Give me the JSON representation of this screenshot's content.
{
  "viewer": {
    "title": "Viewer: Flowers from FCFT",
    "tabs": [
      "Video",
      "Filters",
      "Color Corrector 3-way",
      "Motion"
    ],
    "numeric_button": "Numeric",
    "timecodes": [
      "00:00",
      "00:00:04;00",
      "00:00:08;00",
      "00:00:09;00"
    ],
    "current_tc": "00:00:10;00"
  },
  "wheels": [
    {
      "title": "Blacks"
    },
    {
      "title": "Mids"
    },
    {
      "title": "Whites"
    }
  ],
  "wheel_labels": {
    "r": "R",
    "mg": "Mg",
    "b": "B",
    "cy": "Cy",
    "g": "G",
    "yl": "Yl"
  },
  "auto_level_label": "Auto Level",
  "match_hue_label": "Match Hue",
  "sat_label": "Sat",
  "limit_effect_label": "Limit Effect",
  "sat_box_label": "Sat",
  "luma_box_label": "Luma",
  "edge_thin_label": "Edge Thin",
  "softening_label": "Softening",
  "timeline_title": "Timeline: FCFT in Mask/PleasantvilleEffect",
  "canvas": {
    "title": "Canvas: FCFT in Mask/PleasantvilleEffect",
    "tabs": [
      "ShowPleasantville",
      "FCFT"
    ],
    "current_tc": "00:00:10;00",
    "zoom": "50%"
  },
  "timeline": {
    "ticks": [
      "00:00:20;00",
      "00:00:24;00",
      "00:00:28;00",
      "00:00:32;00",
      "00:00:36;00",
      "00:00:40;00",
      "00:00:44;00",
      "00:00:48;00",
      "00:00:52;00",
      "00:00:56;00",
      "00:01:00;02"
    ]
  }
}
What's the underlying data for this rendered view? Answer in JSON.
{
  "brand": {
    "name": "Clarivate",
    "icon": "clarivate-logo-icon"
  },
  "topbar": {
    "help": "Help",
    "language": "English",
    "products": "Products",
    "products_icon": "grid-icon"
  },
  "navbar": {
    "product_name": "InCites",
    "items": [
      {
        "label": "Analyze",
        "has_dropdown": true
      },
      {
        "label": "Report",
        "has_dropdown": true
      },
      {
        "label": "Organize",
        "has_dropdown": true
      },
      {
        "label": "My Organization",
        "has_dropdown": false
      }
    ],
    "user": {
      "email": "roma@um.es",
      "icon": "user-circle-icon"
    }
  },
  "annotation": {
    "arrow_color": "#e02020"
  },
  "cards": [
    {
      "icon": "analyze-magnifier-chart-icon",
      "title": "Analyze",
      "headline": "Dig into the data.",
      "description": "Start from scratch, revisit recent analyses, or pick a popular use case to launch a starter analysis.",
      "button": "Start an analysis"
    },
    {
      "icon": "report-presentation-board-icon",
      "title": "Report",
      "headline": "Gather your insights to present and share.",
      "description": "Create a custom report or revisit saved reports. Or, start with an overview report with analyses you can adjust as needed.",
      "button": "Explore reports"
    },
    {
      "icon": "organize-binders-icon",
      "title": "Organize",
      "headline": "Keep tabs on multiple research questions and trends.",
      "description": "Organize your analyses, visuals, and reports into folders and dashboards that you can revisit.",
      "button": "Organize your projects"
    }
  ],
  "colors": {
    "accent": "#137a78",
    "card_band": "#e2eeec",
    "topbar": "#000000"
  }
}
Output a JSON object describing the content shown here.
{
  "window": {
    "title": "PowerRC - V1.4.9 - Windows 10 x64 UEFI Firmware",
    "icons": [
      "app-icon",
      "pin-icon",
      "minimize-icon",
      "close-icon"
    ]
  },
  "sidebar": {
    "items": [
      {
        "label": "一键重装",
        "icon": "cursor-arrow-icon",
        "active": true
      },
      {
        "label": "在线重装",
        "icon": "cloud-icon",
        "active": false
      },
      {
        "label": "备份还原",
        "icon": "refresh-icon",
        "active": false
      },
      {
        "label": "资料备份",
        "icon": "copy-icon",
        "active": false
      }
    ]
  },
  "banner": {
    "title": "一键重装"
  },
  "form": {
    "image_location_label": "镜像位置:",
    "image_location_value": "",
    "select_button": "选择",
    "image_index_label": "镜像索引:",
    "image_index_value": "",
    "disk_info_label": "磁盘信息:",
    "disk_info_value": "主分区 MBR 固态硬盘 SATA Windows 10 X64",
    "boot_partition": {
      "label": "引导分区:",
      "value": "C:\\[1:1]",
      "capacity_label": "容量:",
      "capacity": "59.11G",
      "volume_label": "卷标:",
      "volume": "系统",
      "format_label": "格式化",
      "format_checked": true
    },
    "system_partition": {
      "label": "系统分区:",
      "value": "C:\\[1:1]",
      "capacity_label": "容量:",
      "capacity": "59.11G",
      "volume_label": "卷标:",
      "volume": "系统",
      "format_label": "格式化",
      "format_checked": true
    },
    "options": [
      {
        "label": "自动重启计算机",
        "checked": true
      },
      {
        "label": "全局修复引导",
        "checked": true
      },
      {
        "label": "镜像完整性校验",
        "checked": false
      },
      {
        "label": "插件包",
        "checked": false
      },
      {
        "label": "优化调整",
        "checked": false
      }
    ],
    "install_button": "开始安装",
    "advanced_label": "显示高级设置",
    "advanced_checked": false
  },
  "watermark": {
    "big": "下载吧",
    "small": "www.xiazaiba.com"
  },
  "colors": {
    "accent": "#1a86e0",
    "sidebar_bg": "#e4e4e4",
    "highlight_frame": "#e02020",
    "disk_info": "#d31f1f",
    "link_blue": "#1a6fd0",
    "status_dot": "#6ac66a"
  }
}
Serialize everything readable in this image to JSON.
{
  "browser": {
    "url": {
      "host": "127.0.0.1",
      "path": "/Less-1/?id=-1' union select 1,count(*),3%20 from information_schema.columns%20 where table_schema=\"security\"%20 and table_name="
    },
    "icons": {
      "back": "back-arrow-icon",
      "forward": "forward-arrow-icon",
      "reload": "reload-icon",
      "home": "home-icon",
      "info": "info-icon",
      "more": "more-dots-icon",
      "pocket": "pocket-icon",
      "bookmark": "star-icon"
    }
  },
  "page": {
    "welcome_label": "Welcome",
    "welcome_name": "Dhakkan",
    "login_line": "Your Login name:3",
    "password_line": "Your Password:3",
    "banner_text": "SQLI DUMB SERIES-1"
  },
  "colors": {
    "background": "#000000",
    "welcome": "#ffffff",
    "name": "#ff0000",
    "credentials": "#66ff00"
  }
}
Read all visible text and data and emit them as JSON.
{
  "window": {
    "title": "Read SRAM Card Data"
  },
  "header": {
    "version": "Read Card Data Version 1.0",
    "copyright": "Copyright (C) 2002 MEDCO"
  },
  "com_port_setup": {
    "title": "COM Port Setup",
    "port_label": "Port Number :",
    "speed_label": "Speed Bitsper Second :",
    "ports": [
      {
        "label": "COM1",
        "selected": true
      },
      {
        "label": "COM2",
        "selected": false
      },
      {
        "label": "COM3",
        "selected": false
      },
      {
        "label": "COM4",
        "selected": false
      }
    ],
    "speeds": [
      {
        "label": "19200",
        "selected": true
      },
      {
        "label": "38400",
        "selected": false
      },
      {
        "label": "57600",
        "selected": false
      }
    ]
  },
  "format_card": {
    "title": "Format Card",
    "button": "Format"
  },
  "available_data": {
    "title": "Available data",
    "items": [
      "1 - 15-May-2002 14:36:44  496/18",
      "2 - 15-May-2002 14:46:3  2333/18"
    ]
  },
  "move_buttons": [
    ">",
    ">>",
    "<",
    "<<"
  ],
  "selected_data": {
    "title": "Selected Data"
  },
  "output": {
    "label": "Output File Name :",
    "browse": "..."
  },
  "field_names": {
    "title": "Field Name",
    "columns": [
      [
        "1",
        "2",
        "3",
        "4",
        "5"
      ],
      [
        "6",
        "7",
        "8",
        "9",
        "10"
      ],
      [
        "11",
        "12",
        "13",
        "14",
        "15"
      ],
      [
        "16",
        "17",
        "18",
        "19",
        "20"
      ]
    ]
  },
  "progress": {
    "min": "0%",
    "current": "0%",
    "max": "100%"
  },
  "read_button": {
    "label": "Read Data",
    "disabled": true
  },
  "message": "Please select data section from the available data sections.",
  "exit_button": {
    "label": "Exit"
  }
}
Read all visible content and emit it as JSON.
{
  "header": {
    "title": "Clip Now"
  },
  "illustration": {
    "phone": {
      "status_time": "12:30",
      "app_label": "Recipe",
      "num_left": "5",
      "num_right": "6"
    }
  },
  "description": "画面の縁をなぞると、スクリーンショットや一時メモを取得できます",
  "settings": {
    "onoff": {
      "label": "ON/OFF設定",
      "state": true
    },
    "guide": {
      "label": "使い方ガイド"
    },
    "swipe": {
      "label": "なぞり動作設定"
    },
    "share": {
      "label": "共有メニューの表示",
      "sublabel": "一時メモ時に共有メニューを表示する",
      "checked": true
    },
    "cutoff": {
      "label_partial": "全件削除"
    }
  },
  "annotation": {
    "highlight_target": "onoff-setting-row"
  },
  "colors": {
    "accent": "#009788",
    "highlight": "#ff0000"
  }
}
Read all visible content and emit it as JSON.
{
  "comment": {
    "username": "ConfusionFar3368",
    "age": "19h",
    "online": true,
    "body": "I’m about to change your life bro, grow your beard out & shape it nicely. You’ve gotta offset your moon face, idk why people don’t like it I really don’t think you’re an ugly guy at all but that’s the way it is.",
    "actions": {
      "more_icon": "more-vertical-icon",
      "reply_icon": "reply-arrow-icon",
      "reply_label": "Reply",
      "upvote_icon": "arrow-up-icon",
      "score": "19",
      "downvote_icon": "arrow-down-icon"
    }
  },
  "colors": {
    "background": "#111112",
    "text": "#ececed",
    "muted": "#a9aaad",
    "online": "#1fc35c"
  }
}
########################################
Copy out every line from the data above that has "description" in it.

      "description": "Start from scratch, revisit recent analyses, or pick a popular use case to launch a starter analysis.",
      "description": "Create a custom report or revisit saved reports. Or, start with an overview report with analyses you can adjust as needed.",
      "description": "Organize your analyses, visuals, and reports into folders and dashboards that you can revisit.",
  "description": "画面の縁をなぞると、スクリーンショットや一時メモを取得できます",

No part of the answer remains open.